### Set exercise
Each line of the listing that contains the word "warnings" is to be copied.

### Supplied information
..........

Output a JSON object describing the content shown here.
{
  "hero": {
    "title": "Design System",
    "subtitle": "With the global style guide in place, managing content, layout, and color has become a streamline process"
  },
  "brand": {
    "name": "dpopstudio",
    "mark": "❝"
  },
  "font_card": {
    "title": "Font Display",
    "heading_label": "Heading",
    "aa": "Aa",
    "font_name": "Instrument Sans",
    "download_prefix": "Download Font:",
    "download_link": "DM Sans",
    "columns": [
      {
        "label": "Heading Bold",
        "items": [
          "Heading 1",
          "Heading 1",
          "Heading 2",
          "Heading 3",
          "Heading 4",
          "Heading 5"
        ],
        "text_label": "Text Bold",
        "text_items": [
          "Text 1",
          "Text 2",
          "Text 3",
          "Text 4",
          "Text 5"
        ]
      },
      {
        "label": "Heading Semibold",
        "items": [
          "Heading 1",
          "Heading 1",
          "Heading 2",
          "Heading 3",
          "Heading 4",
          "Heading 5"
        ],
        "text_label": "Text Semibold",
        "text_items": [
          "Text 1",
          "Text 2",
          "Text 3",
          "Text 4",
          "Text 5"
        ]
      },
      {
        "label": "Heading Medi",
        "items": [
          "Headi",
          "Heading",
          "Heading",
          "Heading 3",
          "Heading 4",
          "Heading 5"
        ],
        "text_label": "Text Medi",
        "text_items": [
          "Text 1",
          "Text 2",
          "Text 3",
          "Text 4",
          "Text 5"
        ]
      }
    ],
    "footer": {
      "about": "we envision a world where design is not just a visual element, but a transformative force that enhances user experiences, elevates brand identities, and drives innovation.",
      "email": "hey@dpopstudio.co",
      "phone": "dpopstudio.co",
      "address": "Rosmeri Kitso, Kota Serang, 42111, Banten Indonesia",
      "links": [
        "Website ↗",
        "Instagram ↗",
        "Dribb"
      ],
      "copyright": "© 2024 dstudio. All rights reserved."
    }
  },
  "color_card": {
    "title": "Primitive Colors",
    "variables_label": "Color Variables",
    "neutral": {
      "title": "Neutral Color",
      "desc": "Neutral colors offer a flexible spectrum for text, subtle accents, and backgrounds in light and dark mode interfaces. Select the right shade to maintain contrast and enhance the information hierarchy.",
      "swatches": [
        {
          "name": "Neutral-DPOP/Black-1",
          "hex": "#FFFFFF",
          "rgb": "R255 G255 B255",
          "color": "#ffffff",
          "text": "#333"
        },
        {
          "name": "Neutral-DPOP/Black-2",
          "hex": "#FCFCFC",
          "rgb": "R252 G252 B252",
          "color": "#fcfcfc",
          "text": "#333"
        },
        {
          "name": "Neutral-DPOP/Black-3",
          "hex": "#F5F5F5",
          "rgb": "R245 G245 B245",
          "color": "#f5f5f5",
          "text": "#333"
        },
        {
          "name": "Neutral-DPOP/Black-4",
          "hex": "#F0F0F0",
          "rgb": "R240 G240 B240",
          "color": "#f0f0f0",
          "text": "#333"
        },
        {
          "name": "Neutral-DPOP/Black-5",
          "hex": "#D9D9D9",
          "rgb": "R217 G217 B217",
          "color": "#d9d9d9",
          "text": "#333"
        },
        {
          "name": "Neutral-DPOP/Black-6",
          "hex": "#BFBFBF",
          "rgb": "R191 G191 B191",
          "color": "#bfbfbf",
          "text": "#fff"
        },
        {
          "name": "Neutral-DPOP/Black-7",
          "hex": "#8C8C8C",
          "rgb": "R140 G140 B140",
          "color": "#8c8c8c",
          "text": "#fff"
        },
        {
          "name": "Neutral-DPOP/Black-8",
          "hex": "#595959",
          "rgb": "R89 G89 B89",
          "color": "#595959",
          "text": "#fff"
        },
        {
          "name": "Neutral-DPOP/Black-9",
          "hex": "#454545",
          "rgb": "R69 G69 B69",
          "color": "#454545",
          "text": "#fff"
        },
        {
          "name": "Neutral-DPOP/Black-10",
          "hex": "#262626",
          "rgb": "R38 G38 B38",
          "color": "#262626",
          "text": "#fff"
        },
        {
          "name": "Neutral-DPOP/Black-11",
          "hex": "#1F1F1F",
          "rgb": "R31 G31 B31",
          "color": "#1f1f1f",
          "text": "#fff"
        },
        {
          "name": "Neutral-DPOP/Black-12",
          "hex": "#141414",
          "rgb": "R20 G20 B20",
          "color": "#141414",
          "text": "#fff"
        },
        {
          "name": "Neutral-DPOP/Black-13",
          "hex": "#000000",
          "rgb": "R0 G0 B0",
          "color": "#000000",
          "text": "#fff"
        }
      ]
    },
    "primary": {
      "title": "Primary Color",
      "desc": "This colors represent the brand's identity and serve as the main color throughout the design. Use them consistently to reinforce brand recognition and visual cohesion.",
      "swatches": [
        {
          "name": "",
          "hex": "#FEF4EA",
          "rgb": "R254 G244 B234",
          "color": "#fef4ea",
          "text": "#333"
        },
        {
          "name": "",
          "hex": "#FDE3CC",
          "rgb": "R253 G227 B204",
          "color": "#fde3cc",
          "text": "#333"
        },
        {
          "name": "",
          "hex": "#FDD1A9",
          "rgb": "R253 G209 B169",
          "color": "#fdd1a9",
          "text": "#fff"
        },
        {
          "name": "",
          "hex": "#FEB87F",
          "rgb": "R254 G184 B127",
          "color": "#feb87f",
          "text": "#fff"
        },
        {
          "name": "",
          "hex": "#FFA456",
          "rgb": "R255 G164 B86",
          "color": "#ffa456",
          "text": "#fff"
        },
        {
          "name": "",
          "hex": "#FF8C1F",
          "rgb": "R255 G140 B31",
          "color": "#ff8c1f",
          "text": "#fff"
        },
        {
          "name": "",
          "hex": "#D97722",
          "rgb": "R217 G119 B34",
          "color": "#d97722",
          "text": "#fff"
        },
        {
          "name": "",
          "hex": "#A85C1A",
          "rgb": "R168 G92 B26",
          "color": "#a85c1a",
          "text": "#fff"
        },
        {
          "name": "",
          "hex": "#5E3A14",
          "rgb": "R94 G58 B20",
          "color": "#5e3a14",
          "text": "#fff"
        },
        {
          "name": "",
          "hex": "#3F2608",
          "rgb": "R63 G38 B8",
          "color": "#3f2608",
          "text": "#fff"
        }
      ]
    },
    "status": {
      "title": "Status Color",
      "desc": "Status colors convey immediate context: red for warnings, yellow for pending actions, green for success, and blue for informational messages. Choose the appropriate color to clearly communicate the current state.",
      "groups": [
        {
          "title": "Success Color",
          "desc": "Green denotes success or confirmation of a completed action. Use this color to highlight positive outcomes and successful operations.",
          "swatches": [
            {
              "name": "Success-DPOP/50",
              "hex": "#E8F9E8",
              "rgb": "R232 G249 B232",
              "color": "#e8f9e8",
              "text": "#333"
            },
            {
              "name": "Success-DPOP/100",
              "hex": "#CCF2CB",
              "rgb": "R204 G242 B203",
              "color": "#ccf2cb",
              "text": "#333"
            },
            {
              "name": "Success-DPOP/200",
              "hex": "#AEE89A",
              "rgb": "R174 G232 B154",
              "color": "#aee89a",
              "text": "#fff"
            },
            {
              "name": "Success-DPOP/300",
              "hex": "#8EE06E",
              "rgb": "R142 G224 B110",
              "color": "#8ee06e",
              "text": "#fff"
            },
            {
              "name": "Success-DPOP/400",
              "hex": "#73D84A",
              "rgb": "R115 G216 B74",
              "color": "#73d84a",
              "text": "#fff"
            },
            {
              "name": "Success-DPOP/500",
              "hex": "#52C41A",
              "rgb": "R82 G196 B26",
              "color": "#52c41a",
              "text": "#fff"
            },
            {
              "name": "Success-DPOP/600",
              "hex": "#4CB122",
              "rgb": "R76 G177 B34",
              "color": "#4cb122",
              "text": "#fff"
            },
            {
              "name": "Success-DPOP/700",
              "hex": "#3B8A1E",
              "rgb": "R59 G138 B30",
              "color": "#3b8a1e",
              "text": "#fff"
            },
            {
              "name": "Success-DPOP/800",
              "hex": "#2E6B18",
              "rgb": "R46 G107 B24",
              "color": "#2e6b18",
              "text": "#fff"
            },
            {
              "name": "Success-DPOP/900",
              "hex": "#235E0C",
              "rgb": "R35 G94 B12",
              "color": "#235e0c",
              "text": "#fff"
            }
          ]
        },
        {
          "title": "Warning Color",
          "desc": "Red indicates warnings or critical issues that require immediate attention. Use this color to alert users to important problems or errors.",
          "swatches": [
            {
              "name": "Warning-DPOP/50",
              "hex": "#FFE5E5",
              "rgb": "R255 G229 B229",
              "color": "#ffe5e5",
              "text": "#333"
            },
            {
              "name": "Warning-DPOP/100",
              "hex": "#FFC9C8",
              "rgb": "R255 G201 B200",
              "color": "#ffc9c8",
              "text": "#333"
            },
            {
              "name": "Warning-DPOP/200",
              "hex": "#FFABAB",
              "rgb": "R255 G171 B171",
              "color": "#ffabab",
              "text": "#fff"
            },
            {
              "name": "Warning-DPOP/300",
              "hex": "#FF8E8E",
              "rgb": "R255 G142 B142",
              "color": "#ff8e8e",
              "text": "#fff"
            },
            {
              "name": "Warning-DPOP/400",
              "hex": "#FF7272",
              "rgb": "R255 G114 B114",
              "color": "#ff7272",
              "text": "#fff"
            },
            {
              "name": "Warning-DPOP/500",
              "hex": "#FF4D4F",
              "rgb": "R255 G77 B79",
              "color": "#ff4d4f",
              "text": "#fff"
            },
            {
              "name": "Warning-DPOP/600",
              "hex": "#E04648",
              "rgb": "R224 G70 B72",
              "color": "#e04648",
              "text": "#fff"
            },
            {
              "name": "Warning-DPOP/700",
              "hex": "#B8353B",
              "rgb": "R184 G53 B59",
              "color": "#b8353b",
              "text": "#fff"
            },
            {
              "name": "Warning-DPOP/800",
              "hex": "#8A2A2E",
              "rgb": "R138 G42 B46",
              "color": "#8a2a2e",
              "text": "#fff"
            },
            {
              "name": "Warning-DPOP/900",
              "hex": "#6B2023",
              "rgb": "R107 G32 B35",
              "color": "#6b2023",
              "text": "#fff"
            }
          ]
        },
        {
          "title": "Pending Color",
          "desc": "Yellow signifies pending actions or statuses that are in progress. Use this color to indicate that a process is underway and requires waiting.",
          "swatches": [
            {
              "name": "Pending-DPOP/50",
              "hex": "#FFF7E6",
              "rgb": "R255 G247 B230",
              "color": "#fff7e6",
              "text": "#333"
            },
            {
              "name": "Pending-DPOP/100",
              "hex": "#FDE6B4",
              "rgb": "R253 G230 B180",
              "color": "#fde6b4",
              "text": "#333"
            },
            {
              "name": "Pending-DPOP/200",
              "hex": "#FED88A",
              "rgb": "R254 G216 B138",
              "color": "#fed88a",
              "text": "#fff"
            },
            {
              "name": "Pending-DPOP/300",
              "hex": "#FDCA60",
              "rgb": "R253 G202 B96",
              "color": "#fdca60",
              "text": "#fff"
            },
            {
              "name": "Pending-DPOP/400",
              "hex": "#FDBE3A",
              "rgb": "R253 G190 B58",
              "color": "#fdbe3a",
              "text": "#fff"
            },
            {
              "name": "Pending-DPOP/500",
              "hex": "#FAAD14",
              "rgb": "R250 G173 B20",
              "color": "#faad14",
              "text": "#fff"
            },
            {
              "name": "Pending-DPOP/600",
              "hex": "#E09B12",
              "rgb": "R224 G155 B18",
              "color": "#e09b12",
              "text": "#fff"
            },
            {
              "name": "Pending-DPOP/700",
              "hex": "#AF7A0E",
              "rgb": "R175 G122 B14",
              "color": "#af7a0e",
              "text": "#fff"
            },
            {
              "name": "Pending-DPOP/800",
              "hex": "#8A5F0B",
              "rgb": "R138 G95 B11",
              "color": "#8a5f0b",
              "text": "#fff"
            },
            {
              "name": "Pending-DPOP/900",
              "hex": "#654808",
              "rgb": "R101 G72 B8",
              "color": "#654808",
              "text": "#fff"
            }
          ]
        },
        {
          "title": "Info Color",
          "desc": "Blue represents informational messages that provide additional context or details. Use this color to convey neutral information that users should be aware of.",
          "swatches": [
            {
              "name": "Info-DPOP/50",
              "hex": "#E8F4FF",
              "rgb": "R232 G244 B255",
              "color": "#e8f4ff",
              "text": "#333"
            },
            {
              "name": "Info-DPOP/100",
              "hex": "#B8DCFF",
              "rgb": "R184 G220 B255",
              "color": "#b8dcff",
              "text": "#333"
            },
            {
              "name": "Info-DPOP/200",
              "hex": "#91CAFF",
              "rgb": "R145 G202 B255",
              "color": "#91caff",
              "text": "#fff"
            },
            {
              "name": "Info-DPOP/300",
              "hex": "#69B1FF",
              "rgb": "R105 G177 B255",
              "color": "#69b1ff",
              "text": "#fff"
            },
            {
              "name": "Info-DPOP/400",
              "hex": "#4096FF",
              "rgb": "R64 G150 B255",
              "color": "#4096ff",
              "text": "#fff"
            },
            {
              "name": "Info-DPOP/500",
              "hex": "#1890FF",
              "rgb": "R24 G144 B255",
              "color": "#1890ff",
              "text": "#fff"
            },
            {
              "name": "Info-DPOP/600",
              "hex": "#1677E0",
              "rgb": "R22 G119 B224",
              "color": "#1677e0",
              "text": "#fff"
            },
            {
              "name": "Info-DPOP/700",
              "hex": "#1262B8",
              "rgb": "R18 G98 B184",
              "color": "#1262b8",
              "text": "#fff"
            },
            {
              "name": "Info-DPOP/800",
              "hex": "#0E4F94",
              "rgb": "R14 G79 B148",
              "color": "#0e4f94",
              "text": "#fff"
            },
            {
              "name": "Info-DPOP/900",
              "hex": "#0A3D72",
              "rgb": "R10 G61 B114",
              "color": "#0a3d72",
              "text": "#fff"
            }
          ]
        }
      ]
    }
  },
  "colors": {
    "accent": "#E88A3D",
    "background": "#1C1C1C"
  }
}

..........

### Solution
      "desc": "Status colors convey immediate context: red for warnings, yellow for pending actions, green for success, and blue for informational messages. Choose the appropriate color to clearly communicate the current state.",
          "desc": "Red indicates warnings or critical issues that require immediate attention. Use this color to alert users to important problems or errors.",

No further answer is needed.